▸ Task goal:
Restate, word for word, all of the material shown below.

= = = = =

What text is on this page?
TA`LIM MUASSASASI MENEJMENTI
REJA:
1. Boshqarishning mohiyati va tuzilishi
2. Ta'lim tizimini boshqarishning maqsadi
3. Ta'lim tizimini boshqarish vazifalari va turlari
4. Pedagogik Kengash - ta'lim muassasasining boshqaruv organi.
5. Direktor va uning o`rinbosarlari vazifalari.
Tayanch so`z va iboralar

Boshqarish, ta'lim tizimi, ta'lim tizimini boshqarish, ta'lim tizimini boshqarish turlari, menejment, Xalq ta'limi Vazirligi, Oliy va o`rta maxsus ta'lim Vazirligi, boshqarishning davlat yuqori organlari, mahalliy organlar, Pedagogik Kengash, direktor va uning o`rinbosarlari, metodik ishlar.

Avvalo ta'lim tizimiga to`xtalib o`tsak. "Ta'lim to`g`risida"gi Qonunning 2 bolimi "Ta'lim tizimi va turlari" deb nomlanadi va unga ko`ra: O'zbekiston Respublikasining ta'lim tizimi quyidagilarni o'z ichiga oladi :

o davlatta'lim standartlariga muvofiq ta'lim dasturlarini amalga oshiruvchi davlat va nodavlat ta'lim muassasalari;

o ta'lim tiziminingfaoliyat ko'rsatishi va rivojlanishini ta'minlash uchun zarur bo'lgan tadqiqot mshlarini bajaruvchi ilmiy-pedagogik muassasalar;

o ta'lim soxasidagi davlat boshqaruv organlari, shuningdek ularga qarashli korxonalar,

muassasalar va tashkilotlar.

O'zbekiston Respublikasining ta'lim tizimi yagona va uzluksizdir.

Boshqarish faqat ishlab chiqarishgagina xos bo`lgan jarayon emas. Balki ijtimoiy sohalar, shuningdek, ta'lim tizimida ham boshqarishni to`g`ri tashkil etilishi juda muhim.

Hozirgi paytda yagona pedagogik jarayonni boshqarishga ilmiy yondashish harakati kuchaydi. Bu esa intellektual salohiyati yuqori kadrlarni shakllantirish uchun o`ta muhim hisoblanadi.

= = = = =

▸ The result:
What text is on this page?
TA`LIM MUASSASASI MENEJMENTI
REJA:
1. Boshqarishning mohiyati va tuzilishi
2. Ta'lim tizimini boshqarishning maqsadi
3. Ta'lim tizimini boshqarish vazifalari va turlari
4. Pedagogik Kengash - ta'lim muassasasining boshqaruv organi.
5. Direktor va uning o`rinbosarlari vazifalari.
Tayanch so`z va iboralar

Boshqarish, ta'lim tizimi, ta'lim tizimini boshqarish, ta'lim tizimini boshqarish turlari, menejment, Xalq ta'limi Vazirligi, Oliy va o`rta maxsus ta'lim Vazirligi, boshqarishning davlat yuqori organlari, mahalliy organlar, Pedagogik Kengash, direktor va uning o`rinbosarlari, metodik ishlar.

Avvalo ta'lim tizimiga to`xtalib o`tsak. "Ta'lim to`g`risida"gi Qonunning 2 bolimi "Ta'lim tizimi va turlari" deb nomlanadi va unga ko`ra: O'zbekiston Respublikasining ta'lim tizimi quyidagilarni o'z ichiga oladi :

o davlatta'lim standartlariga muvofiq ta'lim dasturlarini amalga oshiruvchi davlat va nodavlat ta'lim muassasalari;

o ta'lim tiziminingfaoliyat ko'rsatishi va rivojlanishini ta'minlash uchun zarur bo'lgan tadqiqot mshlarini bajaruvchi ilmiy-pedagogik muassasalar;

o ta'lim soxasidagi davlat boshqaruv organlari, shuningdek ularga qarashli korxonalar,

muassasalar va tashkilotlar.

O'zbekiston Respublikasining ta'lim tizimi yagona va uzluksizdir.

Boshqarish faqat ishlab chiqarishgagina xos bo`lgan jarayon emas. Balki ijtimoiy sohalar, shuningdek, ta'lim tizimida ham boshqarishni to`g`ri tashkil etilishi juda muhim.

Hozirgi paytda yagona pedagogik jarayonni boshqarishga ilmiy yondashish harakati kuchaydi. Bu esa intellektual salohiyati yuqori kadrlarni shakllantirish uchun o`ta muhim hisoblanadi.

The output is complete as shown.